§ **TASK**: Can you transcribe every record below exactly as it appears?

(Figure record listings)
╭──
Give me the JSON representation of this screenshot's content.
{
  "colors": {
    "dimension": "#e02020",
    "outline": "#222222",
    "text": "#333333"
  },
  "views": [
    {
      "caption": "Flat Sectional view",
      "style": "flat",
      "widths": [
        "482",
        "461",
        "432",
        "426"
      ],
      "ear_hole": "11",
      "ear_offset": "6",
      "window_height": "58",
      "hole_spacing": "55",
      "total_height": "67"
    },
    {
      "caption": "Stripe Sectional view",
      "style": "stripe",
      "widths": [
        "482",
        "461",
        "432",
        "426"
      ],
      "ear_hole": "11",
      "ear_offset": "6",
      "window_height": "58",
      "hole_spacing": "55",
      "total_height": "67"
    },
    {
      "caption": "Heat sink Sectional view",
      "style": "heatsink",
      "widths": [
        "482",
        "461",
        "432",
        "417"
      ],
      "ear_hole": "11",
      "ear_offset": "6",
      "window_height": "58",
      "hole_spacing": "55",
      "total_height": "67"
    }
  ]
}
╰──
§ **FULL SOLUTION**:
Give me the JSON representation of this screenshot's content.
{
  "colors": {
    "dimension": "#e02020",
    "outline": "#222222",
    "text": "#333333"
  },
  "views": [
    {
      "caption": "Flat Sectional view",
      "style": "flat",
      "widths": [
        "482",
        "461",
        "432",
        "426"
      ],
      "ear_hole": "11",
      "ear_offset": "6",
      "window_height": "58",
      "hole_spacing": "55",
      "total_height": "67"
    },
    {
      "caption": "Stripe Sectional view",
      "style": "stripe",
      "widths": [
        "482",
        "461",
        "432",
        "426"
      ],
      "ear_hole": "11",
      "ear_offset": "6",
      "window_height": "58",
      "hole_spacing": "55",
      "total_height": "67"
    },
    {
      "caption": "Heat sink Sectional view",
      "style": "heatsink",
      "widths": [
        "482",
        "461",
        "432",
        "417"
      ],
      "ear_hole": "11",
      "ear_offset": "6",
      "window_height": "58",
      "hole_spacing": "55",
      "total_height": "67"
    }
  ]
}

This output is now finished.